### [Task objective]
Each entry below is to be transcribed exactly.

◆ ◆ ◆ ◆ ◆ ◆ ◆

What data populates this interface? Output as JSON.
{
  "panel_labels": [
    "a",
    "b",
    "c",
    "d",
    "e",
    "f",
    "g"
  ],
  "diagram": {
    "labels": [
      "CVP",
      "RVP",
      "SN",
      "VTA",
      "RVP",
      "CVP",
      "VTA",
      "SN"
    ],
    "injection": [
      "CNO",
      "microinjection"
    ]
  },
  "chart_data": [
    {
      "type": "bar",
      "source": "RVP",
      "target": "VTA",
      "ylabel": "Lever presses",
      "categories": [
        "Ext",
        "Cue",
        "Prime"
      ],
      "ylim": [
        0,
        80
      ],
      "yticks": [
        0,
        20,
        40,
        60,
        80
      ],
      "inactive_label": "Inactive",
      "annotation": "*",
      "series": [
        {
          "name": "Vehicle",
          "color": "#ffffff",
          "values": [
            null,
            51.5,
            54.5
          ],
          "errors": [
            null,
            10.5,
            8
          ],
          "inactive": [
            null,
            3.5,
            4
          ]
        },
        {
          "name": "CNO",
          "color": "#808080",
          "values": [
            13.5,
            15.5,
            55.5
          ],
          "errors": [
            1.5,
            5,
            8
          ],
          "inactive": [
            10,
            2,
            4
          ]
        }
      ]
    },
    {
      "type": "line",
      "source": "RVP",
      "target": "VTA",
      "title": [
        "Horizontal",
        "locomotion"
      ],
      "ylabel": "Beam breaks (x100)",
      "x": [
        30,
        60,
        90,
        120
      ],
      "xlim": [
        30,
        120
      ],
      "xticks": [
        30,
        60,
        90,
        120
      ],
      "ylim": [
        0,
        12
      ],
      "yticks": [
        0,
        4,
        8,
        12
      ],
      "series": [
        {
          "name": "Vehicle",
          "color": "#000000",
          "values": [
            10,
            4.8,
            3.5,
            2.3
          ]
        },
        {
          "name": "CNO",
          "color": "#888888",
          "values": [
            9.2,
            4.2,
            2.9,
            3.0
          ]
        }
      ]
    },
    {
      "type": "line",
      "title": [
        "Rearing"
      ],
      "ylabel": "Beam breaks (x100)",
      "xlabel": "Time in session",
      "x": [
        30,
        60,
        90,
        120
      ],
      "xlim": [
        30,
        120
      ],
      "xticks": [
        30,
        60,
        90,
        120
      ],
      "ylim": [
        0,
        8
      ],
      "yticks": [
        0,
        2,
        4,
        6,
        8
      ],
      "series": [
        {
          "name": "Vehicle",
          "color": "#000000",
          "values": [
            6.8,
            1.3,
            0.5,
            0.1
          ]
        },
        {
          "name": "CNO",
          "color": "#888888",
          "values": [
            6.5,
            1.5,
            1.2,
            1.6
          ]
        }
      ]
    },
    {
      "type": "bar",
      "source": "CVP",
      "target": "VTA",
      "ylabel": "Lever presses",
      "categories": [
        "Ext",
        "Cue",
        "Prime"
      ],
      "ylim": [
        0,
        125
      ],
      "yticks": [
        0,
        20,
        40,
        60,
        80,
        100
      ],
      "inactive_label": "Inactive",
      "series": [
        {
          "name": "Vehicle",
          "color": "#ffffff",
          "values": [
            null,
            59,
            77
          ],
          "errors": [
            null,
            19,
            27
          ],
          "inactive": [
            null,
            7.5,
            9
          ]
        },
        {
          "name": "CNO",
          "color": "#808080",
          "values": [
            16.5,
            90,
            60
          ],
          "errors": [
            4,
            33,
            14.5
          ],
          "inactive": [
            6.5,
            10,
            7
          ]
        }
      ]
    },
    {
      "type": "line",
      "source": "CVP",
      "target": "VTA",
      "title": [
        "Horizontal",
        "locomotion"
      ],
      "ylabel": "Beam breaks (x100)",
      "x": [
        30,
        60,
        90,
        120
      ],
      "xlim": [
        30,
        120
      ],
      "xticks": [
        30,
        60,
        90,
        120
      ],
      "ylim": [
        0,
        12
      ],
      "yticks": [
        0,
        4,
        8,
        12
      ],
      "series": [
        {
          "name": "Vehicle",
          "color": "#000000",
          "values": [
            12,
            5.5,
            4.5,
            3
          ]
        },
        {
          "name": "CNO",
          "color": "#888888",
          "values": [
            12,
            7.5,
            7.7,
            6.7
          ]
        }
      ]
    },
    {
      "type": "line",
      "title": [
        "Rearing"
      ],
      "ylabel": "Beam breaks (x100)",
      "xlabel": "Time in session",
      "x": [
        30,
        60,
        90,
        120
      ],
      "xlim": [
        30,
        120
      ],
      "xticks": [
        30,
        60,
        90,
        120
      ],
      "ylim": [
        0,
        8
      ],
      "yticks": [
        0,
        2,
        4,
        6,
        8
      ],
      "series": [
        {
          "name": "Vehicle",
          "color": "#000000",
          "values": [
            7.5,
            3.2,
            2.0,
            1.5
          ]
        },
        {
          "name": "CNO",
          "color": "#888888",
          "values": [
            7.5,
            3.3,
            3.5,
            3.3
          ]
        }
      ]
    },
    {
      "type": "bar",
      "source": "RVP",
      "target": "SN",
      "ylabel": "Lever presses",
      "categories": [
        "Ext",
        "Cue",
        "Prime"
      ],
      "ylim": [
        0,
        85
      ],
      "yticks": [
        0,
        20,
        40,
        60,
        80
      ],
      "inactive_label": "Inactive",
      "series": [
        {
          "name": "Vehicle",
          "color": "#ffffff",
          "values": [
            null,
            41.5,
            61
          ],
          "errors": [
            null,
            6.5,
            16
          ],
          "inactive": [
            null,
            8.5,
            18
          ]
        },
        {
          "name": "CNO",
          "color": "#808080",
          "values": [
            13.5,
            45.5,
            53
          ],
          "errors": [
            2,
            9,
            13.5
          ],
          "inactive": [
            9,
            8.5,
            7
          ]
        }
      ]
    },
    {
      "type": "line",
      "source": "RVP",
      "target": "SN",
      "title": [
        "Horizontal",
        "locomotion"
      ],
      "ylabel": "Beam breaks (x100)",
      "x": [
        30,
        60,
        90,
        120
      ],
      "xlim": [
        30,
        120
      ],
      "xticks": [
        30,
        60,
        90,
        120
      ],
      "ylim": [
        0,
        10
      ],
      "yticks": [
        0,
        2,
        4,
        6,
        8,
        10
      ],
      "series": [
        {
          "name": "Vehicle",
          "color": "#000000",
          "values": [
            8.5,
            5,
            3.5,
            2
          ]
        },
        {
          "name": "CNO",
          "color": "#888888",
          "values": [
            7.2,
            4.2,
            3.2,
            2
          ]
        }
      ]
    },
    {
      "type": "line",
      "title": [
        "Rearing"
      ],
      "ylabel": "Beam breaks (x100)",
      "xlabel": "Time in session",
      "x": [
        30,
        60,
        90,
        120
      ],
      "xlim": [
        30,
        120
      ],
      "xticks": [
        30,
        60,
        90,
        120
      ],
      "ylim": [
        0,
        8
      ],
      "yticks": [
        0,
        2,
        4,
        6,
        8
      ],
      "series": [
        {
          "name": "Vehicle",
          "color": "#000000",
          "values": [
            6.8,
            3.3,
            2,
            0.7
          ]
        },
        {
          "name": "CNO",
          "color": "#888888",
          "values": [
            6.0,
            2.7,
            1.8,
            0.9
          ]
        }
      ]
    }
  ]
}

◆ ◆ ◆ ◆ ◆ ◆ ◆

### [Response for this exercise]
What data populates this interface? Output as JSON.
{
  "panel_labels": [
    "a",
    "b",
    "c",
    "d",
    "e",
    "f",
    "g"
  ],
  "diagram": {
    "labels": [
      "CVP",
      "RVP",
      "SN",
      "VTA",
      "RVP",
      "CVP",
      "VTA",
      "SN"
    ],
    "injection": [
      "CNO",
      "microinjection"
    ]
  },
  "chart_data": [
    {
      "type": "bar",
      "source": "RVP",
      "target": "VTA",
      "ylabel": "Lever presses",
      "categories": [
        "Ext",
        "Cue",
        "Prime"
      ],
      "ylim": [
        0,
        80
      ],
      "yticks": [
        0,
        20,
        40,
        60,
        80
      ],
      "inactive_label": "Inactive",
      "annotation": "*",
      "series": [
        {
          "name": "Vehicle",
          "color": "#ffffff",
          "values": [
            null,
            51.5,
            54.5
          ],
          "errors": [
            null,
            10.5,
            8
          ],
          "inactive": [
            null,
            3.5,
            4
          ]
        },
        {
          "name": "CNO",
          "color": "#808080",
          "values": [
            13.5,
            15.5,
            55.5
          ],
          "errors": [
            1.5,
            5,
            8
          ],
          "inactive": [
            10,
            2,
            4
          ]
        }
      ]
    },
    {
      "type": "line",
      "source": "RVP",
      "target": "VTA",
      "title": [
        "Horizontal",
        "locomotion"
      ],
      "ylabel": "Beam breaks (x100)",
      "x": [
        30,
        60,
        90,
        120
      ],
      "xlim": [
        30,
        120
      ],
      "xticks": [
        30,
        60,
        90,
        120
      ],
      "ylim": [
        0,
        12
      ],
      "yticks": [
        0,
        4,
        8,
        12
      ],
      "series": [
        {
          "name": "Vehicle",
          "color": "#000000",
          "values": [
            10,
            4.8,
            3.5,
            2.3
          ]
        },
        {
          "name": "CNO",
          "color": "#888888",
          "values": [
            9.2,
            4.2,
            2.9,
            3.0
          ]
        }
      ]
    },
    {
      "type": "line",
      "title": [
        "Rearing"
      ],
      "ylabel": "Beam breaks (x100)",
      "xlabel": "Time in session",
      "x": [
        30,
        60,
        90,
        120
      ],
      "xlim": [
        30,
        120
      ],
      "xticks": [
        30,
        60,
        90,
        120
      ],
      "ylim": [
        0,
        8
      ],
      "yticks": [
        0,
        2,
        4,
        6,
        8
      ],
      "series": [
        {
          "name": "Vehicle",
          "color": "#000000",
          "values": [
            6.8,
            1.3,
            0.5,
            0.1
          ]
        },
        {
          "name": "CNO",
          "color": "#888888",
          "values": [
            6.5,
            1.5,
            1.2,
            1.6
          ]
        }
      ]
    },
    {
      "type": "bar",
      "source": "CVP",
      "target": "VTA",
      "ylabel": "Lever presses",
      "categories": [
        "Ext",
        "Cue",
        "Prime"
      ],
      "ylim": [
        0,
        125
      ],
      "yticks": [
        0,
        20,
        40,
        60,
        80,
        100
      ],
      "inactive_label": "Inactive",
      "series": [
        {
          "name": "Vehicle",
          "color": "#ffffff",
          "values": [
            null,
            59,
            77
          ],
          "errors": [
            null,
            19,
            27
          ],
          "inactive": [
            null,
            7.5,
            9
          ]
        },
        {
          "name": "CNO",
          "color": "#808080",
          "values": [
            16.5,
            90,
            60
          ],
          "errors": [
            4,
            33,
            14.5
          ],
          "inactive": [
            6.5,
            10,
            7
          ]
        }
      ]
    },
    {
      "type": "line",
      "source": "CVP",
      "target": "VTA",
      "title": [
        "Horizontal",
        "locomotion"
      ],
      "ylabel": "Beam breaks (x100)",
      "x": [
        30,
        60,
        90,
        120
      ],
      "xlim": [
        30,
        120
      ],
      "xticks": [
        30,
        60,
        90,
        120
      ],
      "ylim": [
        0,
        12
      ],
      "yticks": [
        0,
        4,
        8,
        12
      ],
      "series": [
        {
          "name": "Vehicle",
          "color": "#000000",
          "values": [
            12,
            5.5,
            4.5,
            3
          ]
        },
        {
          "name": "CNO",
          "color": "#888888",
          "values": [
            12,
            7.5,
            7.7,
            6.7
          ]
        }
      ]
    },
    {
      "type": "line",
      "title": [
        "Rearing"
      ],
      "ylabel": "Beam breaks (x100)",
      "xlabel": "Time in session",
      "x": [
        30,
        60,
        90,
        120
      ],
      "xlim": [
        30,
        120
      ],
      "xticks": [
        30,
        60,
        90,
        120
      ],
      "ylim": [
        0,
        8
      ],
      "yticks": [
        0,
        2,
        4,
        6,
        8
      ],
      "series": [
        {
          "name": "Vehicle",
          "color": "#000000",
          "values": [
            7.5,
            3.2,
            2.0,
            1.5
          ]
        },
        {
          "name": "CNO",
          "color": "#888888",
          "values": [
            7.5,
            3.3,
            3.5,
            3.3
          ]
        }
      ]
    },
    {
      "type": "bar",
      "source": "RVP",
      "target": "SN",
      "ylabel": "Lever presses",
      "categories": [
        "Ext",
        "Cue",
        "Prime"
      ],
      "ylim": [
        0,
        85
      ],
      "yticks": [
        0,
        20,
        40,
        60,
        80
      ],
      "inactive_label": "Inactive",
      "series": [
        {
          "name": "Vehicle",
          "color": "#ffffff",
          "values": [
            null,
            41.5,
            61
          ],
          "errors": [
            null,
            6.5,
            16
          ],
          "inactive": [
            null,
            8.5,
            18
          ]
        },
        {
          "name": "CNO",
          "color": "#808080",
          "values": [
            13.5,
            45.5,
            53
          ],
          "errors": [
            2,
            9,
            13.5
          ],
          "inactive": [
            9,
            8.5,
            7
          ]
        }
      ]
    },
    {
      "type": "line",
      "source": "RVP",
      "target": "SN",
      "title": [
        "Horizontal",
        "locomotion"
      ],
      "ylabel": "Beam breaks (x100)",
      "x": [
        30,
        60,
        90,
        120
      ],
      "xlim": [
        30,
        120
      ],
      "xticks": [
        30,
        60,
        90,
        120
      ],
      "ylim": [
        0,
        10
      ],
      "yticks": [
        0,
        2,
        4,
        6,
        8,
        10
      ],
      "series": [
        {
          "name": "Vehicle",
          "color": "#000000",
          "values": [
            8.5,
            5,
            3.5,
            2
          ]
        },
        {
          "name": "CNO",
          "color": "#888888",
          "values": [
            7.2,
            4.2,
            3.2,
            2
          ]
        }
      ]
    },
    {
      "type": "line",
      "title": [
        "Rearing"
      ],
      "ylabel": "Beam breaks (x100)",
      "xlabel": "Time in session",
      "x": [
        30,
        60,
        90,
        120
      ],
      "xlim": [
        30,
        120
      ],
      "xticks": [
        30,
        60,
        90,
        120
      ],
      "ylim": [
        0,
        8
      ],
      "yticks": [
        0,
        2,
        4,
        6,
        8
      ],
      "series": [
        {
          "name": "Vehicle",
          "color": "#000000",
          "values": [
            6.8,
            3.3,
            2,
            0.7
          ]
        },
        {
          "name": "CNO",
          "color": "#888888",
          "values": [
            6.0,
            2.7,
            1.8,
            0.9
          ]
        }
      ]
    }
  ]
}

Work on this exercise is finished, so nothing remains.